Set task >> Starting at the entry that contains "list UI elements" and ending at the entry that contains "temperature-label: 13° [343,293,366,307]", both included, rewrite only those entries as a Markdown table with a "Row" column that numbers them and an "Entry" column that holds each one, omitting blank lines.

Raw records >>
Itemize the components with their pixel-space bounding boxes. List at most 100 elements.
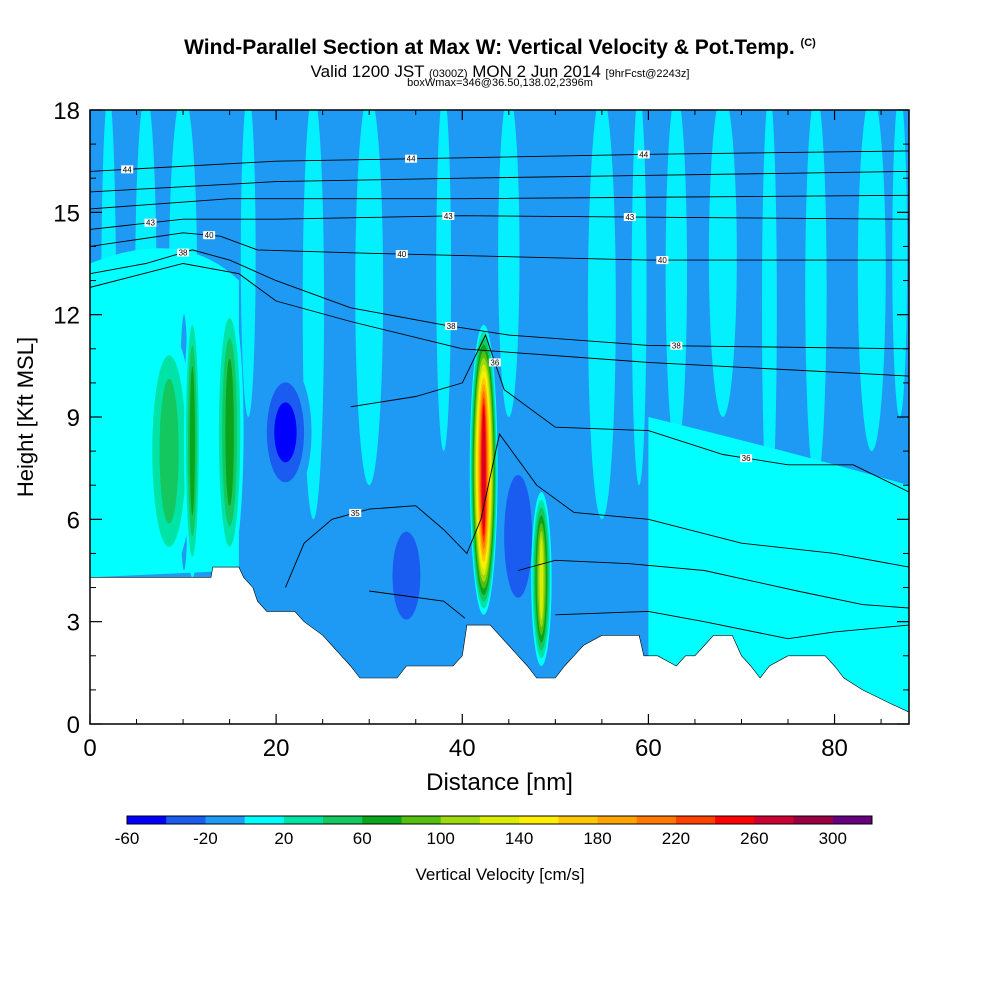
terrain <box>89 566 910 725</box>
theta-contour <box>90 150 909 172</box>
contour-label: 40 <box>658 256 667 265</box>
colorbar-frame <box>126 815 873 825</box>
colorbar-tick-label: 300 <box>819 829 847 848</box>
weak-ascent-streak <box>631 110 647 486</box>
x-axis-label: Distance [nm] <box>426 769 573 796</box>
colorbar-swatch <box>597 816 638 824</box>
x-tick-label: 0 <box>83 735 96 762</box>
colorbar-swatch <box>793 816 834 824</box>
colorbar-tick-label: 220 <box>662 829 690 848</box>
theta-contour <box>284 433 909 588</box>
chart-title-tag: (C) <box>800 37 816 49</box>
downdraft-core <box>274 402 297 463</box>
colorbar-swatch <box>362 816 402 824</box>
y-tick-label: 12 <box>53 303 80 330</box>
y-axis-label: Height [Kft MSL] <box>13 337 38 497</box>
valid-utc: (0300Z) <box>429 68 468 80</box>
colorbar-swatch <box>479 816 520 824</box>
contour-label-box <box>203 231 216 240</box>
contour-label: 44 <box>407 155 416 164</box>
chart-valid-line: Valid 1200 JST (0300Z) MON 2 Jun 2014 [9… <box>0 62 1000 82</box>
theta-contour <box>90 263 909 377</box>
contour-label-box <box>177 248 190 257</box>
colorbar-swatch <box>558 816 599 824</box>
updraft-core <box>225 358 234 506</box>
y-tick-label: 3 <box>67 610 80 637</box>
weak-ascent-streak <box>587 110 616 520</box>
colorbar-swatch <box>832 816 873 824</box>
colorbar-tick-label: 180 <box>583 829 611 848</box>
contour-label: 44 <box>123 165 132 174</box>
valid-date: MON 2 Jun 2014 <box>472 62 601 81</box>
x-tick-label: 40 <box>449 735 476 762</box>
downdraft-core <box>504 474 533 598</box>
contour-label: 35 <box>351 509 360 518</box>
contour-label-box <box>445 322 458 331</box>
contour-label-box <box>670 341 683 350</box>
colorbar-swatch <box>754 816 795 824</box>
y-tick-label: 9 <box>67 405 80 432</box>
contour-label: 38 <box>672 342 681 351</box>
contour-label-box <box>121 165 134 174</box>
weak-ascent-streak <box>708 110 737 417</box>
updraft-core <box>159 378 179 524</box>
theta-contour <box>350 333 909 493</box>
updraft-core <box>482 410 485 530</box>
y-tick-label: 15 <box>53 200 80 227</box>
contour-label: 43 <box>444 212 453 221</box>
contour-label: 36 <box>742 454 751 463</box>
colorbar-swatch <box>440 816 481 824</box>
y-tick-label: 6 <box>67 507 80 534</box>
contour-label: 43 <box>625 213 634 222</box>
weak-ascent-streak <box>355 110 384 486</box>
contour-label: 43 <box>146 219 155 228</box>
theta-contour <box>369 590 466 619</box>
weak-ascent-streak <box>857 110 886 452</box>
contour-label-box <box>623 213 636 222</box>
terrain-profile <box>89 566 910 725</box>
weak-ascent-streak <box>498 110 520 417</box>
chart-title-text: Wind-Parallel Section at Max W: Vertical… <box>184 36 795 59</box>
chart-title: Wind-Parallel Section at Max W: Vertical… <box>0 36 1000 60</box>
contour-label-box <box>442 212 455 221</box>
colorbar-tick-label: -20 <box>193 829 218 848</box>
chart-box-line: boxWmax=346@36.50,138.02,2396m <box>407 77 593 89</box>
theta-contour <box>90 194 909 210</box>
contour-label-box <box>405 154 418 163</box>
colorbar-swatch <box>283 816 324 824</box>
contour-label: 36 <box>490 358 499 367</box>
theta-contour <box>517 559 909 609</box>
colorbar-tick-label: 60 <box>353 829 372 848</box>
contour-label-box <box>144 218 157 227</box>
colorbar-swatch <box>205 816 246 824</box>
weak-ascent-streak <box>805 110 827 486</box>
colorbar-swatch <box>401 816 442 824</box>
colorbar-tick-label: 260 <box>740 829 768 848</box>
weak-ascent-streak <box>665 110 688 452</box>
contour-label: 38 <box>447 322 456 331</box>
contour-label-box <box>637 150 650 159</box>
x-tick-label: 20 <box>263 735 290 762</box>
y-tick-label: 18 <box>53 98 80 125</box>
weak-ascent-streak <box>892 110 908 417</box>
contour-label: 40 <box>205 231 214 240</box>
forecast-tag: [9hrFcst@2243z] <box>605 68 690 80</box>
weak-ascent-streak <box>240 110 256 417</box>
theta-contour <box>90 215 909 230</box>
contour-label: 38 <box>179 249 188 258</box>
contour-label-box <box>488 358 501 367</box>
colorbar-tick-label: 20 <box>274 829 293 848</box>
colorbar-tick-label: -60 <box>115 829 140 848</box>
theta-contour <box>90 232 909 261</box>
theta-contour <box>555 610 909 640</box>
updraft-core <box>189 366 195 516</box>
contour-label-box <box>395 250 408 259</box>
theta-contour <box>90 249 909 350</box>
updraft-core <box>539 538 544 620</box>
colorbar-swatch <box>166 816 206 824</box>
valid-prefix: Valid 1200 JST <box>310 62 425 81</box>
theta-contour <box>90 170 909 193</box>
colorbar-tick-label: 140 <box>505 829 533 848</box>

...

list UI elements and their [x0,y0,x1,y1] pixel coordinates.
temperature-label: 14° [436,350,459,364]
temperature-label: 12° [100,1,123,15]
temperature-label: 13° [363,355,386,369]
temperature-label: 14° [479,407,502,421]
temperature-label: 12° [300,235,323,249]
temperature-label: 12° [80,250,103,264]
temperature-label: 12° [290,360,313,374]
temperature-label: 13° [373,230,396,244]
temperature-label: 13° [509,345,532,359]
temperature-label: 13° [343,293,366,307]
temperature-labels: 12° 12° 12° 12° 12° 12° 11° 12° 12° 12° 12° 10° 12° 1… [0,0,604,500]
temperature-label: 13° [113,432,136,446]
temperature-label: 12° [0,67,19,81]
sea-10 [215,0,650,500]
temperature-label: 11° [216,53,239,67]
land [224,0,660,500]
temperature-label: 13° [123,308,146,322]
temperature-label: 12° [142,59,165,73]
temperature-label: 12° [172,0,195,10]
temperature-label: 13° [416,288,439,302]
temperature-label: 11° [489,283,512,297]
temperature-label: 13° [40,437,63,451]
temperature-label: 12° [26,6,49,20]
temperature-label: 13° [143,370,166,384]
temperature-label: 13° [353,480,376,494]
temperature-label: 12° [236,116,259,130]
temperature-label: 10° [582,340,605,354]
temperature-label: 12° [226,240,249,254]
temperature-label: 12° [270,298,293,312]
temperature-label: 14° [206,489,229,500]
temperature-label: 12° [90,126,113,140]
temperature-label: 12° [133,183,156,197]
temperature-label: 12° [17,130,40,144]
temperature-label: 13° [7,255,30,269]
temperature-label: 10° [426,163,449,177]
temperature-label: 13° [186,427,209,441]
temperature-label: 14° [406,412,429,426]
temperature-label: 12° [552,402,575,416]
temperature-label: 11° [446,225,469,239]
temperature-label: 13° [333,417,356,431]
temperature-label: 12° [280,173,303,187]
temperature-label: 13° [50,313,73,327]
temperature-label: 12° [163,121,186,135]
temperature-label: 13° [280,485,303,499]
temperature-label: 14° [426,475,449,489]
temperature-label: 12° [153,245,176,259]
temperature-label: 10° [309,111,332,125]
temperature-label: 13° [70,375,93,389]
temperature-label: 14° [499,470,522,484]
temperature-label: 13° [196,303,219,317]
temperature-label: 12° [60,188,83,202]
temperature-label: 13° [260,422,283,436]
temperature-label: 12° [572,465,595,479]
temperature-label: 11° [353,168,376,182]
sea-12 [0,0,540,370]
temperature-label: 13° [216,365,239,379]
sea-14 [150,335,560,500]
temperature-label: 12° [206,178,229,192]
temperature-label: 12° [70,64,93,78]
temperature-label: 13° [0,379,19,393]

Answer to the task >>
| Row | Entry |
|---|---|
| 1 | list UI elements and their [x0,y0,x1,y1] pixel coordinates. |
| 2 | temperature-label: 14° [436,350,459,364] |
| 3 | temperature-label: 12° [100,1,123,15] |
| 4 | temperature-label: 13° [363,355,386,369] |
| 5 | temperature-label: 14° [479,407,502,421] |
| 6 | temperature-label: 12° [300,235,323,249] |
| 7 | temperature-label: 12° [80,250,103,264] |
| 8 | temperature-label: 12° [290,360,313,374] |
| 9 | temperature-label: 13° [373,230,396,244] |
| 10 | temperature-label: 13° [509,345,532,359] |
| 11 | temperature-label: 13° [343,293,366,307] |